Structured figure records
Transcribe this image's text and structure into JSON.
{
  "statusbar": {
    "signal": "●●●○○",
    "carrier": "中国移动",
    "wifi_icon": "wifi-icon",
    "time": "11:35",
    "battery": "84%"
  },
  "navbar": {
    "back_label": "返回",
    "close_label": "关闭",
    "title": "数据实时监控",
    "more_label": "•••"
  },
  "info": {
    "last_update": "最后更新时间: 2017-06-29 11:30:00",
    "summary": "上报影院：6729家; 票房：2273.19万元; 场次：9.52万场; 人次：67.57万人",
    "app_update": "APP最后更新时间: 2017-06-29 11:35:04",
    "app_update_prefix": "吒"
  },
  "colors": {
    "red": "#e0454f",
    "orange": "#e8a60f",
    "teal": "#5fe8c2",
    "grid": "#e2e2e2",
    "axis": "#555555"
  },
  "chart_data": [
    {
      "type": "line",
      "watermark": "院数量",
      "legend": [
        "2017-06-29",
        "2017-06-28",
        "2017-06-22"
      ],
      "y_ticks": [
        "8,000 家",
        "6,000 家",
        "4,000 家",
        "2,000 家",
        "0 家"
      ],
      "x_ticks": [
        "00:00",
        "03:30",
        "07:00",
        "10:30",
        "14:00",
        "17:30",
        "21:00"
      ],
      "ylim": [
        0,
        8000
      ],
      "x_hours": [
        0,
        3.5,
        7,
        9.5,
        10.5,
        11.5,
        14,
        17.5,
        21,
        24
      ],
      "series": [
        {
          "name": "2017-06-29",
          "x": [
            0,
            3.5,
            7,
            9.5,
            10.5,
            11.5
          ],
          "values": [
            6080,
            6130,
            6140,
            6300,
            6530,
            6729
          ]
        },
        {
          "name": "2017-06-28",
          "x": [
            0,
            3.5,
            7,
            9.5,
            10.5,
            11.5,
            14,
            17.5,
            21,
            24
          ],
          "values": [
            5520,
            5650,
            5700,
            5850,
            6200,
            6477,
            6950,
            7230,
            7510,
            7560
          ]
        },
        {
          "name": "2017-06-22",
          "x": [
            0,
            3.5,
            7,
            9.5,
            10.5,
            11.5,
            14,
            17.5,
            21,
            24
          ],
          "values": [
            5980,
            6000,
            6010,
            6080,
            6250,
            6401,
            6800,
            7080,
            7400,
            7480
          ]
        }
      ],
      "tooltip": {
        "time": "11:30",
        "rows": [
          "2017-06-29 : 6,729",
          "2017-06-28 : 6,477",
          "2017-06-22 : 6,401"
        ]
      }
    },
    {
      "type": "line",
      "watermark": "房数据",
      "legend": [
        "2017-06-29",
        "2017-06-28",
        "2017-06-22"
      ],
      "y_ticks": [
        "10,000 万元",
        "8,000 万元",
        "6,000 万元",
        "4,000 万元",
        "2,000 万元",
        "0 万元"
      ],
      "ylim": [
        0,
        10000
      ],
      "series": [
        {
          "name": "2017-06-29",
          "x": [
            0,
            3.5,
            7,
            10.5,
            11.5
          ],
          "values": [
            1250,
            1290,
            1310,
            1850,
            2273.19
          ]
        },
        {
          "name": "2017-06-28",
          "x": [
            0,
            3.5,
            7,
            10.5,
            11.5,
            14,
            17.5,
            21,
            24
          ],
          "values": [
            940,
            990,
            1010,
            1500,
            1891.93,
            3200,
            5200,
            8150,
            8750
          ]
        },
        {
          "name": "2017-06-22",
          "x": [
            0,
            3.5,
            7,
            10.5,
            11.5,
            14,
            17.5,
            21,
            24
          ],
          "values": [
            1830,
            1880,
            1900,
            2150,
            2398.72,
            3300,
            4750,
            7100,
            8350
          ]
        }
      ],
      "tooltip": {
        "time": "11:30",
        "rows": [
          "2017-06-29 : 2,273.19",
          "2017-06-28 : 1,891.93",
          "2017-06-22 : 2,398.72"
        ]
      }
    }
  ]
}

• To do:
Please output the entire listing exactly as it stands.

• Exercise result:
Transcribe this image's text and structure into JSON.
{
  "statusbar": {
    "signal": "●●●○○",
    "carrier": "中国移动",
    "wifi_icon": "wifi-icon",
    "time": "11:35",
    "battery": "84%"
  },
  "navbar": {
    "back_label": "返回",
    "close_label": "关闭",
    "title": "数据实时监控",
    "more_label": "•••"
  },
  "info": {
    "last_update": "最后更新时间: 2017-06-29 11:30:00",
    "summary": "上报影院：6729家; 票房：2273.19万元; 场次：9.52万场; 人次：67.57万人",
    "app_update": "APP最后更新时间: 2017-06-29 11:35:04",
    "app_update_prefix": "吒"
  },
  "colors": {
    "red": "#e0454f",
    "orange": "#e8a60f",
    "teal": "#5fe8c2",
    "grid": "#e2e2e2",
    "axis": "#555555"
  },
  "chart_data": [
    {
      "type": "line",
      "watermark": "院数量",
      "legend": [
        "2017-06-29",
        "2017-06-28",
        "2017-06-22"
      ],
      "y_ticks": [
        "8,000 家",
        "6,000 家",
        "4,000 家",
        "2,000 家",
        "0 家"
      ],
      "x_ticks": [
        "00:00",
        "03:30",
        "07:00",
        "10:30",
        "14:00",
        "17:30",
        "21:00"
      ],
      "ylim": [
        0,
        8000
      ],
      "x_hours": [
        0,
        3.5,
        7,
        9.5,
        10.5,
        11.5,
        14,
        17.5,
        21,
        24
      ],
      "series": [
        {
          "name": "2017-06-29",
          "x": [
            0,
            3.5,
            7,
            9.5,
            10.5,
            11.5
          ],
          "values": [
            6080,
            6130,
            6140,
            6300,
            6530,
            6729
          ]
        },
        {
          "name": "2017-06-28",
          "x": [
            0,
            3.5,
            7,
            9.5,
            10.5,
            11.5,
            14,
            17.5,
            21,
            24
          ],
          "values": [
            5520,
            5650,
            5700,
            5850,
            6200,
            6477,
            6950,
            7230,
            7510,
            7560
          ]
        },
        {
          "name": "2017-06-22",
          "x": [
            0,
            3.5,
            7,
            9.5,
            10.5,
            11.5,
            14,
            17.5,
            21,
            24
          ],
          "values": [
            5980,
            6000,
            6010,
            6080,
            6250,
            6401,
            6800,
            7080,
            7400,
            7480
          ]
        }
      ],
      "tooltip": {
        "time": "11:30",
        "rows": [
          "2017-06-29 : 6,729",
          "2017-06-28 : 6,477",
          "2017-06-22 : 6,401"
        ]
      }
    },
    {
      "type": "line",
      "watermark": "房数据",
      "legend": [
        "2017-06-29",
        "2017-06-28",
        "2017-06-22"
      ],
      "y_ticks": [
        "10,000 万元",
        "8,000 万元",
        "6,000 万元",
        "4,000 万元",
        "2,000 万元",
        "0 万元"
      ],
      "ylim": [
        0,
        10000
      ],
      "series": [
        {
          "name": "2017-06-29",
          "x": [
            0,
            3.5,
            7,
            10.5,
            11.5
          ],
          "values": [
            1250,
            1290,
            1310,
            1850,
            2273.19
          ]
        },
        {
          "name": "2017-06-28",
          "x": [
            0,
            3.5,
            7,
            10.5,
            11.5,
            14,
            17.5,
            21,
            24
          ],
          "values": [
            940,
            990,
            1010,
            1500,
            1891.93,
            3200,
            5200,
            8150,
            8750
          ]
        },
        {
          "name": "2017-06-22",
          "x": [
            0,
            3.5,
            7,
            10.5,
            11.5,
            14,
            17.5,
            21,
            24
          ],
          "values": [
            1830,
            1880,
            1900,
            2150,
            2398.72,
            3300,
            4750,
            7100,
            8350
          ]
        }
      ],
      "tooltip": {
        "time": "11:30",
        "rows": [
          "2017-06-29 : 2,273.19",
          "2017-06-28 : 1,891.93",
          "2017-06-22 : 2,398.72"
        ]
      }
    }
  ]
}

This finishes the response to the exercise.